>> BEGIN

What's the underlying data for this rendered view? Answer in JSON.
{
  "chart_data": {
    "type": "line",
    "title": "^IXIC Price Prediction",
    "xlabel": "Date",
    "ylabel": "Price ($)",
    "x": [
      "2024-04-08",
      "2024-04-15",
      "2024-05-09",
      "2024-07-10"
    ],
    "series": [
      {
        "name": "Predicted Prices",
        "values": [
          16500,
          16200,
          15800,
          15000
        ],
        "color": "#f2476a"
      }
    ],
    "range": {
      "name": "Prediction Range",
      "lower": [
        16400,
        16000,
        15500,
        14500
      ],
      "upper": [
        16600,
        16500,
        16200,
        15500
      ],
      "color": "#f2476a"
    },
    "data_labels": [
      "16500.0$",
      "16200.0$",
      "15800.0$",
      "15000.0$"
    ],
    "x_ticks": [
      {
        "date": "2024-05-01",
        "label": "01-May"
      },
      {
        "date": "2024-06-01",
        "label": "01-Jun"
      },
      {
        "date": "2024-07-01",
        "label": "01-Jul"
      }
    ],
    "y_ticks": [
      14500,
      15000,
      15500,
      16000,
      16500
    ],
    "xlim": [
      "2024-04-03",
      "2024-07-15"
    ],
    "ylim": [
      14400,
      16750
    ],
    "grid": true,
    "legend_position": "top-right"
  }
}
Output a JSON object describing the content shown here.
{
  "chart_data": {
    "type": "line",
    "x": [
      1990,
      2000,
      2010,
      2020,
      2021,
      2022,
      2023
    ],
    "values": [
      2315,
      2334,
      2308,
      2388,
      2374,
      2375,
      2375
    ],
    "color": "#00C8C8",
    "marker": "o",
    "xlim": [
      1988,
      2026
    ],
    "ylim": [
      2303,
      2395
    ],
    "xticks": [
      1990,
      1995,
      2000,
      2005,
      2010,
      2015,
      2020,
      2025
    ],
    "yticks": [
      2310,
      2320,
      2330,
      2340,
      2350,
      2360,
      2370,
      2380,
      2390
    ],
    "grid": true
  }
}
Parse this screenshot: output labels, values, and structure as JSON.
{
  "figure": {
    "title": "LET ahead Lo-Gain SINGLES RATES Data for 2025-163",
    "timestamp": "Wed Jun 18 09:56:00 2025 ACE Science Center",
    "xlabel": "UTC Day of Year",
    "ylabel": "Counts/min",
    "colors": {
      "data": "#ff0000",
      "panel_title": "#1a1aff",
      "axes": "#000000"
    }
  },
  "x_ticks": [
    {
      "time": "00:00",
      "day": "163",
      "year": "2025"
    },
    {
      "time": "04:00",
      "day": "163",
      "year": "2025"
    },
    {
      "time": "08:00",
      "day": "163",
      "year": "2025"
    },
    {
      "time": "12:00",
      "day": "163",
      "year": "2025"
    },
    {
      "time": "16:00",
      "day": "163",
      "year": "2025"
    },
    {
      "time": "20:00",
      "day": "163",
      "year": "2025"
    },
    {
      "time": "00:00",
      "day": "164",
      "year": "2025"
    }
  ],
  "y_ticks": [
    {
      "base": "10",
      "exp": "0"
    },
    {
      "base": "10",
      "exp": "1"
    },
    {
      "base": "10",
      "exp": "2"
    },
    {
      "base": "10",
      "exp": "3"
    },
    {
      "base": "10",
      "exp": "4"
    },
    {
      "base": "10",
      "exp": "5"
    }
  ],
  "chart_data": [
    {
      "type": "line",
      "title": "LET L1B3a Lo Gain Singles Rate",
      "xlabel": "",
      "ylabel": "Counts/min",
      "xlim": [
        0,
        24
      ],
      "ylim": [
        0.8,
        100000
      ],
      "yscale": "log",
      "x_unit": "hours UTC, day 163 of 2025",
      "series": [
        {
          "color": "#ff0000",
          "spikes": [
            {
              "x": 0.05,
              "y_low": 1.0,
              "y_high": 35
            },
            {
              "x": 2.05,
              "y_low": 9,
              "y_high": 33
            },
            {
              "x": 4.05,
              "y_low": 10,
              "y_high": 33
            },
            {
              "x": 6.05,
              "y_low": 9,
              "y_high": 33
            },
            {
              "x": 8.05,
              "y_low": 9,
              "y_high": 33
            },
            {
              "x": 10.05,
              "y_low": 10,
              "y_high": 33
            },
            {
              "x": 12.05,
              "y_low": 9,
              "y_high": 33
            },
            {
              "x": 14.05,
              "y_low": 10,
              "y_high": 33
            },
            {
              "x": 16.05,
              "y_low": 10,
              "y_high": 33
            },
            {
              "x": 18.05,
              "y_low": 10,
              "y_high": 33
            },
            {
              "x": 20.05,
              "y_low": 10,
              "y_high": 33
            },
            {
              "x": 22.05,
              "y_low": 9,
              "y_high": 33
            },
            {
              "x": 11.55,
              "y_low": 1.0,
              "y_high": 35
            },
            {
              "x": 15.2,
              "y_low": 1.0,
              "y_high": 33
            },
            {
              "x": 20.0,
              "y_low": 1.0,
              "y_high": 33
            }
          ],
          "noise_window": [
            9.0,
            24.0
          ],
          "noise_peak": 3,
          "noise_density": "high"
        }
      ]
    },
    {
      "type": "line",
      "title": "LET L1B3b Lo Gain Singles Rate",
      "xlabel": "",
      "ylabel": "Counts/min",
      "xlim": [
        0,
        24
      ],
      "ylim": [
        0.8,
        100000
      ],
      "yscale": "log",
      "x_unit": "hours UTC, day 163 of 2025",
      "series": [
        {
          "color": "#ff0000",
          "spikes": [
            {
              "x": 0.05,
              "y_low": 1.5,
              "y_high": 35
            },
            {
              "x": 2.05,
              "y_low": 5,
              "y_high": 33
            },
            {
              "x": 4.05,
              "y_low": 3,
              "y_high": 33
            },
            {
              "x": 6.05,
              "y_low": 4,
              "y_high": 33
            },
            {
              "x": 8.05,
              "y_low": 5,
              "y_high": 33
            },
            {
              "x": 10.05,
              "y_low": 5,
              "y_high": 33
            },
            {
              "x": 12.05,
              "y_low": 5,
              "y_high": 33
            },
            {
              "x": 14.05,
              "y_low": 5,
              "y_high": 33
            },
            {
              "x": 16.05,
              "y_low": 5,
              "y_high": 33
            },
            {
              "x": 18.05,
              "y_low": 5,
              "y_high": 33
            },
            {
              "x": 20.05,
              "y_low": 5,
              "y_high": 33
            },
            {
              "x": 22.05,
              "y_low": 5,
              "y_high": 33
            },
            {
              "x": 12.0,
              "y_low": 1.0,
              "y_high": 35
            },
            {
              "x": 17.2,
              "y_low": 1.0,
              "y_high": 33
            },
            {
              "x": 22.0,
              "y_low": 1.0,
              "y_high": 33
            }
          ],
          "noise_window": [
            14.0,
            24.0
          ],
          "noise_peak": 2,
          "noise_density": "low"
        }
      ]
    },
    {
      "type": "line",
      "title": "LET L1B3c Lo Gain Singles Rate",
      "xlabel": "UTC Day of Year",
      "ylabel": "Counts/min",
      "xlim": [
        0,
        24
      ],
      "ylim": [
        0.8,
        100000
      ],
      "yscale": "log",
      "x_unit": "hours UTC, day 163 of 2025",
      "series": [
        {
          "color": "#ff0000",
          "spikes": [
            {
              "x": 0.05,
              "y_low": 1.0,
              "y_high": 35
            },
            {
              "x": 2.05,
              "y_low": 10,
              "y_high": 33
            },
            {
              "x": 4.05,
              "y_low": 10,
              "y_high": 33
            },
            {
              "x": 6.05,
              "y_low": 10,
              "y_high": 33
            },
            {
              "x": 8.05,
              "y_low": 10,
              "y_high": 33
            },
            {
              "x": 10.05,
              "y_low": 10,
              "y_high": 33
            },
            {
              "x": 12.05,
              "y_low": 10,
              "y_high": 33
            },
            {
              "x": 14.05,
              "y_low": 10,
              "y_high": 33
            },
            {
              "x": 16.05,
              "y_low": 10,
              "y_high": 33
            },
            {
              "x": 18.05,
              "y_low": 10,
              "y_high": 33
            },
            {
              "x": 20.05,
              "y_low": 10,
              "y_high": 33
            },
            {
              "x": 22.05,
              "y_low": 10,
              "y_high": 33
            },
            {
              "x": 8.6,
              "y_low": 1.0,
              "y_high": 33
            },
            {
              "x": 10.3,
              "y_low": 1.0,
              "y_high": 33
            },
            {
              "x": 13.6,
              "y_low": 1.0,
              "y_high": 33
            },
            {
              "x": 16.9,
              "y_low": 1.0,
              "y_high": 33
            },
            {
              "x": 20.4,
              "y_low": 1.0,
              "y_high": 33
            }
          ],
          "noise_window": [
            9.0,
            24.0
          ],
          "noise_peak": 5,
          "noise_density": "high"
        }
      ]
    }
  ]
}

>> END

• _WORK REQUIRED_:
Your answer should be a single number: the count of lines in these records that hold the string "name".

• _SOLUTION TO THIS TASK_:
2